** WORK TO COMPLETE **
Search the records for "study" and copy each line that holds it.

• • • • •

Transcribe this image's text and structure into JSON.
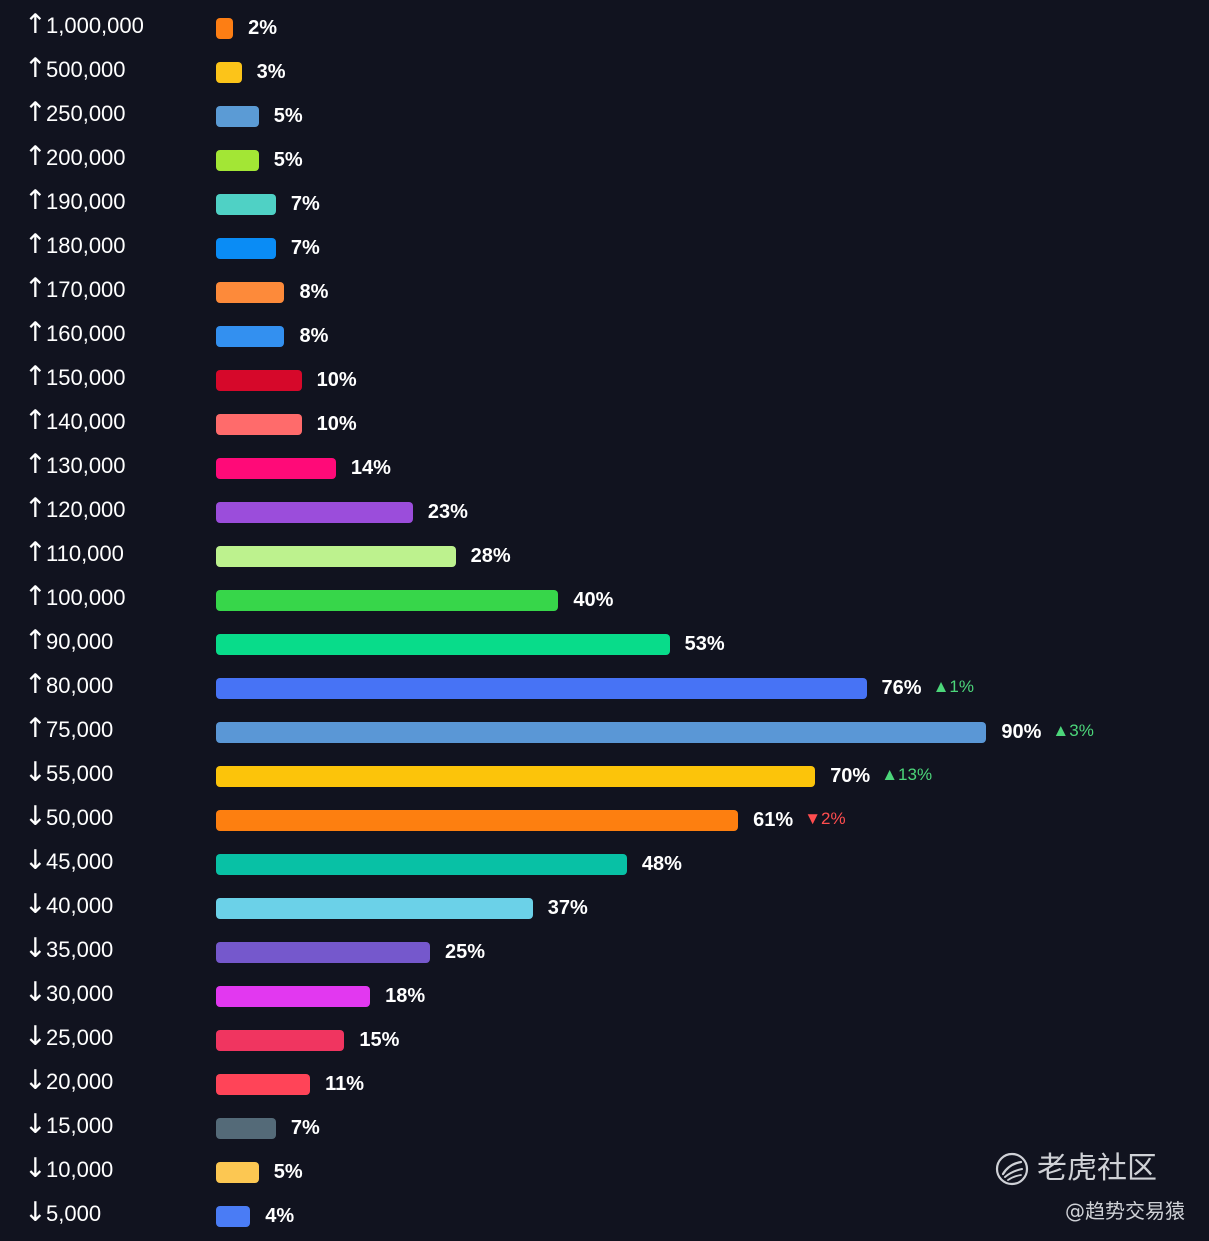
{
  "chart_data": {
    "type": "bar",
    "orientation": "horizontal",
    "title": "",
    "xlabel": "",
    "ylabel": "",
    "xlim": [
      0,
      100
    ],
    "rows": [
      {
        "direction": "↑",
        "label": "1,000,000",
        "value": 2,
        "pct_label": "2%",
        "color": "#fd7e14",
        "delta": null
      },
      {
        "direction": "↑",
        "label": "500,000",
        "value": 3,
        "pct_label": "3%",
        "color": "#fcc419",
        "delta": null
      },
      {
        "direction": "↑",
        "label": "250,000",
        "value": 5,
        "pct_label": "5%",
        "color": "#5b9bd5",
        "delta": null
      },
      {
        "direction": "↑",
        "label": "200,000",
        "value": 5,
        "pct_label": "5%",
        "color": "#a3e635",
        "delta": null
      },
      {
        "direction": "↑",
        "label": "190,000",
        "value": 7,
        "pct_label": "7%",
        "color": "#4fd1c5",
        "delta": null
      },
      {
        "direction": "↑",
        "label": "180,000",
        "value": 7,
        "pct_label": "7%",
        "color": "#0a8cf5",
        "delta": null
      },
      {
        "direction": "↑",
        "label": "170,000",
        "value": 8,
        "pct_label": "8%",
        "color": "#fd8a3a",
        "delta": null
      },
      {
        "direction": "↑",
        "label": "160,000",
        "value": 8,
        "pct_label": "8%",
        "color": "#3390f0",
        "delta": null
      },
      {
        "direction": "↑",
        "label": "150,000",
        "value": 10,
        "pct_label": "10%",
        "color": "#d6082a",
        "delta": null
      },
      {
        "direction": "↑",
        "label": "140,000",
        "value": 10,
        "pct_label": "10%",
        "color": "#ff6b6b",
        "delta": null
      },
      {
        "direction": "↑",
        "label": "130,000",
        "value": 14,
        "pct_label": "14%",
        "color": "#ff0a78",
        "delta": null
      },
      {
        "direction": "↑",
        "label": "120,000",
        "value": 23,
        "pct_label": "23%",
        "color": "#9b4ddb",
        "delta": null
      },
      {
        "direction": "↑",
        "label": "110,000",
        "value": 28,
        "pct_label": "28%",
        "color": "#bdf28e",
        "delta": null
      },
      {
        "direction": "↑",
        "label": "100,000",
        "value": 40,
        "pct_label": "40%",
        "color": "#37d64a",
        "delta": null
      },
      {
        "direction": "↑",
        "label": "90,000",
        "value": 53,
        "pct_label": "53%",
        "color": "#08dc8a",
        "delta": null
      },
      {
        "direction": "↑",
        "label": "80,000",
        "value": 76,
        "pct_label": "76%",
        "color": "#4773f5",
        "delta": {
          "dir": "up",
          "text": "▲1%"
        }
      },
      {
        "direction": "↑",
        "label": "75,000",
        "value": 90,
        "pct_label": "90%",
        "color": "#5a97d6",
        "delta": {
          "dir": "up",
          "text": "▲3%"
        }
      },
      {
        "direction": "↓",
        "label": "55,000",
        "value": 70,
        "pct_label": "70%",
        "color": "#fcc40a",
        "delta": {
          "dir": "up",
          "text": "▲13%"
        }
      },
      {
        "direction": "↓",
        "label": "50,000",
        "value": 61,
        "pct_label": "61%",
        "color": "#fd7f10",
        "delta": {
          "dir": "down",
          "text": "▼2%"
        }
      },
      {
        "direction": "↓",
        "label": "45,000",
        "value": 48,
        "pct_label": "48%",
        "color": "#08c1a5",
        "delta": null
      },
      {
        "direction": "↓",
        "label": "40,000",
        "value": 37,
        "pct_label": "37%",
        "color": "#6bd1e8",
        "delta": null
      },
      {
        "direction": "↓",
        "label": "35,000",
        "value": 25,
        "pct_label": "25%",
        "color": "#7558cc",
        "delta": null
      },
      {
        "direction": "↓",
        "label": "30,000",
        "value": 18,
        "pct_label": "18%",
        "color": "#e238f0",
        "delta": null
      },
      {
        "direction": "↓",
        "label": "25,000",
        "value": 15,
        "pct_label": "15%",
        "color": "#f03560",
        "delta": null
      },
      {
        "direction": "↓",
        "label": "20,000",
        "value": 11,
        "pct_label": "11%",
        "color": "#ff4458",
        "delta": null
      },
      {
        "direction": "↓",
        "label": "15,000",
        "value": 7,
        "pct_label": "7%",
        "color": "#546a78",
        "delta": null
      },
      {
        "direction": "↓",
        "label": "10,000",
        "value": 5,
        "pct_label": "5%",
        "color": "#fcc752",
        "delta": null
      },
      {
        "direction": "↓",
        "label": "5,000",
        "value": 4,
        "pct_label": "4%",
        "color": "#4a7cf5",
        "delta": null
      }
    ]
  },
  "watermark": {
    "title": "老虎社区",
    "subtitle": "@趋势交易猿"
  }
}
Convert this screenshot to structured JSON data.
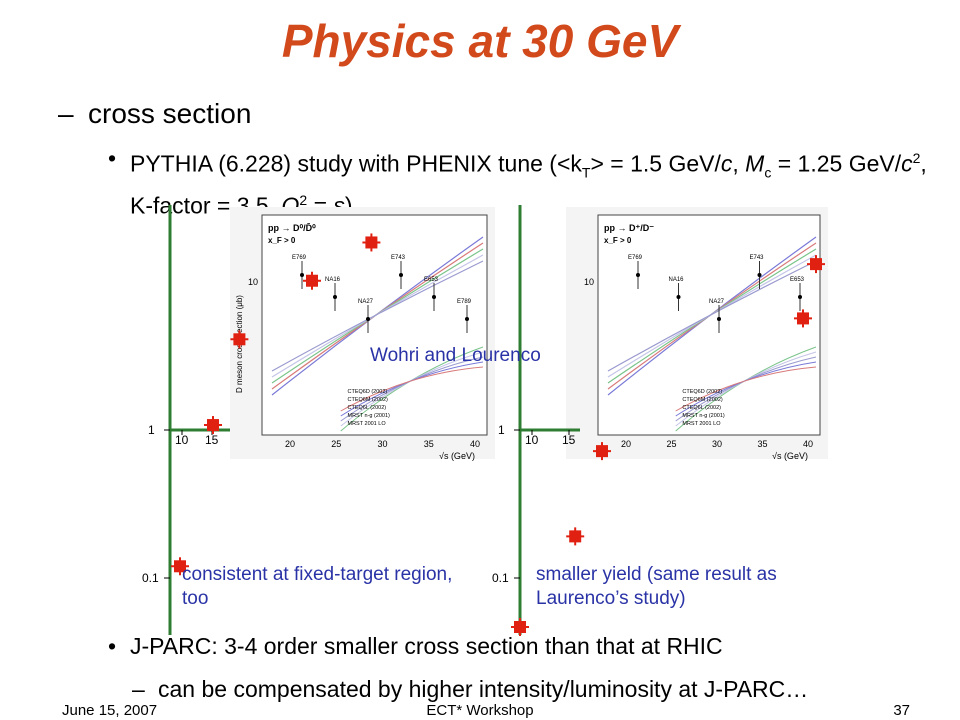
{
  "slide": {
    "title": "Physics at 30 GeV",
    "subtitle_dash": "–",
    "subtitle": "cross section",
    "bullet_symbol": "•",
    "bullet1_parts": {
      "a": "PYTHIA (6.228) study with PHENIX tune (<k",
      "a_sub": "T",
      "b": "> = 1.5 GeV/",
      "c_italic": "c",
      "d": ", ",
      "e_italic": "M",
      "e_sub": "c",
      "f": " = 1.25 GeV/",
      "g_italic": "c",
      "g_sup": "2",
      "h": ", K-factor = 3.5, ",
      "i_italic": "Q",
      "i_sup": "2",
      "j": " = ",
      "k_italic": "s",
      "l": ")"
    },
    "bullet2": "J-PARC: 3-4 order smaller cross section than that at RHIC",
    "subbullet2": "can be compensated by higher intensity/luminosity at J-PARC…",
    "attribution": "Wohri and Lourenco",
    "note_left": "consistent at fixed-target region, too",
    "note_right": "smaller yield (same result as Laurenco’s study)",
    "footer": {
      "date": "June 15, 2007",
      "center": "ECT* Workshop",
      "page": "37"
    },
    "colors": {
      "title": "#d2491c",
      "marker": "#e02010",
      "note": "#2a33a6"
    }
  },
  "chart_data": [
    {
      "type": "scatter",
      "x": [
        10,
        15,
        19,
        30,
        39
      ],
      "y": [
        0.12,
        1.08,
        4.1,
        10.2,
        18.5
      ],
      "xticks": [
        "10",
        "15"
      ],
      "yticks": [
        "1",
        "0.1"
      ],
      "ylim_log": [
        0.07,
        30
      ],
      "inset": {
        "title": "pp → D⁰/D̄⁰",
        "subtitle": "x_F > 0",
        "ylabel": "D meson cross-section (μb)",
        "xlabel": "√s (GeV)",
        "xticks": [
          "20",
          "25",
          "30",
          "35",
          "40"
        ],
        "ytick": "10",
        "legend": [
          "CTEQ6D (2002)",
          "CTEQ6M (2002)",
          "CTEQ6L (2002)",
          "MRST n-g (2001)",
          "MRST 2001 LO"
        ],
        "experiments": [
          "E769",
          "NA16",
          "NA27",
          "E743",
          "E653",
          "E789"
        ]
      }
    },
    {
      "type": "scatter",
      "x": [
        13,
        15,
        30,
        39
      ],
      "y": [
        0.28,
        0.8,
        4.1,
        8.0
      ],
      "extra_y_offscale": [
        0.045
      ],
      "xticks": [
        "10",
        "15"
      ],
      "yticks": [
        "1",
        "0.1"
      ],
      "ylim_log": [
        0.05,
        30
      ],
      "inset": {
        "title": "pp → D⁺/D⁻",
        "subtitle": "x_F > 0",
        "xlabel": "√s (GeV)",
        "xticks": [
          "20",
          "25",
          "30",
          "35",
          "40"
        ],
        "ytick": "10",
        "legend": [
          "CTEQ6D (2002)",
          "CTEQ6M (2002)",
          "CTEQ6L (2002)",
          "MRST n-g (2001)",
          "MRST 2001 LO"
        ],
        "experiments": [
          "E769",
          "NA16",
          "NA27",
          "E743",
          "E653"
        ]
      }
    }
  ]
}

• • • • •

** RESPONSE TO THIS TASK **
      "a": "PYTHIA (6.228) study with PHENIX tune (<k",
    "note_right": "smaller yield (same result as Laurenco’s study)",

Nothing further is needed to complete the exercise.